> [Goal]
Leave out the pictures and return every entry exactly as it appears.

********************

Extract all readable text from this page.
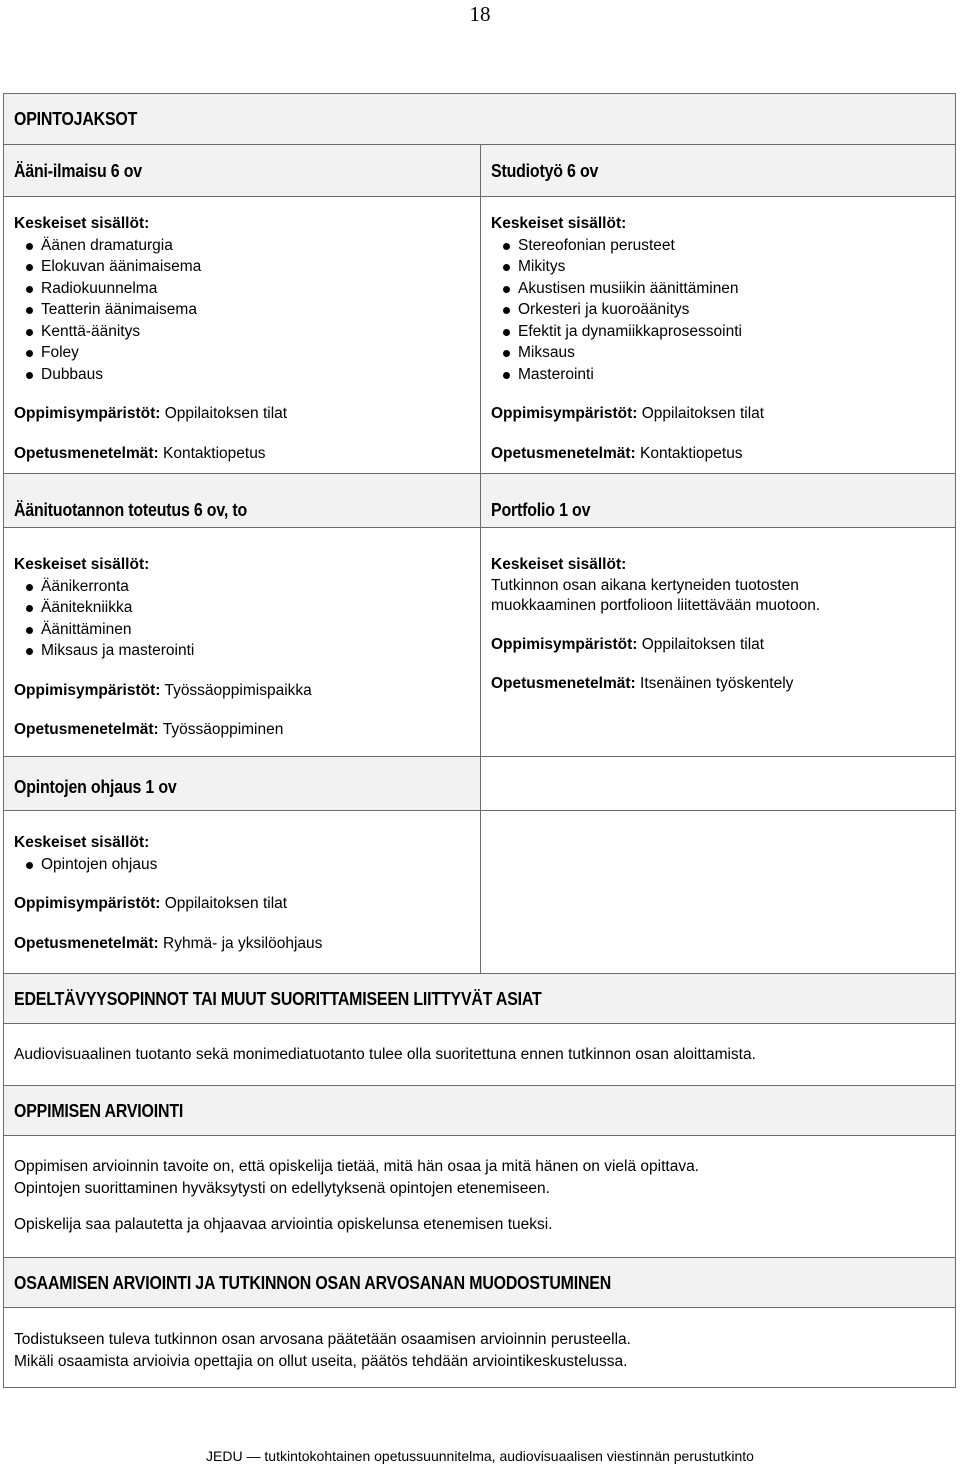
18
OPINTOJAKSOT
Ääni-ilmaisu 6 ov
Keskeiset sisällöt:
Äänen dramaturgia
Elokuvan äänimaisema
Radiokuunnelma
Teatterin äänimaisema
Kenttä-äänitys
Foley
Dubbaus
Oppimisympäristöt: Oppilaitoksen tilat
Opetusmenetelmät: Kontaktiopetus
Studiotyö 6 ov
Keskeiset sisällöt:
Stereofonian perusteet
Mikitys
Akustisen musiikin äänittäminen
Orkesteri ja kuoroäänitys
Efektit ja dynamiikkaprosessointi
Miksaus
Masterointi
Oppimisympäristöt: Oppilaitoksen tilat
Opetusmenetelmät: Kontaktiopetus
Äänituotannon toteutus 6 ov, to
Keskeiset sisällöt:
Äänikerronta
Äänitekniikka
Äänittäminen
Miksaus ja masterointi
Oppimisympäristöt: Työssäoppimispaikka
Opetusmenetelmät: Työssäoppiminen
Portfolio 1 ov
Keskeiset sisällöt:
Tutkinnon osan aikana kertyneiden tuotosten
muokkaaminen portfolioon liitettävään muotoon.
Oppimisympäristöt: Oppilaitoksen tilat
Opetusmenetelmät: Itsenäinen työskentely
Opintojen ohjaus 1 ov
Keskeiset sisällöt:
Opintojen ohjaus
Oppimisympäristöt: Oppilaitoksen tilat
Opetusmenetelmät: Ryhmä- ja yksilöohjaus
EDELTÄVYYSOPINNOT TAI MUUT SUORITTAMISEEN LIITTYVÄT ASIAT
Audiovisuaalinen tuotanto sekä monimediatuotanto tulee olla suoritettuna ennen tutkinnon osan aloittamista.
OPPIMISEN ARVIOINTI
Oppimisen arvioinnin tavoite on, että opiskelija tietää, mitä hän osaa ja mitä hänen on vielä opittava.
Opintojen suorittaminen hyväksytysti on edellytyksenä opintojen etenemiseen.
Opiskelija saa palautetta ja ohjaavaa arviointia opiskelunsa etenemisen tueksi.
OSAAMISEN ARVIOINTI JA TUTKINNON OSAN ARVOSANAN MUODOSTUMINEN
Todistukseen tuleva tutkinnon osan arvosana päätetään osaamisen arvioinnin perusteella.
Mikäli osaamista arvioivia opettajia on ollut useita, päätös tehdään arviointikeskustelussa.
JEDU — tutkintokohtainen opetussuunnitelma, audiovisuaalisen viestinnän perustutkinto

********************

> [Result]
Extract all readable text from this page.
18
OPINTOJAKSOT
Ääni-ilmaisu 6 ov
Keskeiset sisällöt:
Äänen dramaturgia
Elokuvan äänimaisema
Radiokuunnelma
Teatterin äänimaisema
Kenttä-äänitys
Foley
Dubbaus
Oppimisympäristöt: Oppilaitoksen tilat
Opetusmenetelmät: Kontaktiopetus
Studiotyö 6 ov
Keskeiset sisällöt:
Stereofonian perusteet
Mikitys
Akustisen musiikin äänittäminen
Orkesteri ja kuoroäänitys
Efektit ja dynamiikkaprosessointi
Miksaus
Masterointi
Oppimisympäristöt: Oppilaitoksen tilat
Opetusmenetelmät: Kontaktiopetus
Äänituotannon toteutus 6 ov, to
Keskeiset sisällöt:
Äänikerronta
Äänitekniikka
Äänittäminen
Miksaus ja masterointi
Oppimisympäristöt: Työssäoppimispaikka
Opetusmenetelmät: Työssäoppiminen
Portfolio 1 ov
Keskeiset sisällöt:
Tutkinnon osan aikana kertyneiden tuotosten
muokkaaminen portfolioon liitettävään muotoon.
Oppimisympäristöt: Oppilaitoksen tilat
Opetusmenetelmät: Itsenäinen työskentely
Opintojen ohjaus 1 ov
Keskeiset sisällöt:
Opintojen ohjaus
Oppimisympäristöt: Oppilaitoksen tilat
Opetusmenetelmät: Ryhmä- ja yksilöohjaus
EDELTÄVYYSOPINNOT TAI MUUT SUORITTAMISEEN LIITTYVÄT ASIAT
Audiovisuaalinen tuotanto sekä monimediatuotanto tulee olla suoritettuna ennen tutkinnon osan aloittamista.
OPPIMISEN ARVIOINTI
Oppimisen arvioinnin tavoite on, että opiskelija tietää, mitä hän osaa ja mitä hänen on vielä opittava.
Opintojen suorittaminen hyväksytysti on edellytyksenä opintojen etenemiseen.
Opiskelija saa palautetta ja ohjaavaa arviointia opiskelunsa etenemisen tueksi.
OSAAMISEN ARVIOINTI JA TUTKINNON OSAN ARVOSANAN MUODOSTUMINEN
Todistukseen tuleva tutkinnon osan arvosana päätetään osaamisen arvioinnin perusteella.
Mikäli osaamista arvioivia opettajia on ollut useita, päätös tehdään arviointikeskustelussa.
JEDU — tutkintokohtainen opetussuunnitelma, audiovisuaalisen viestinnän perustutkinto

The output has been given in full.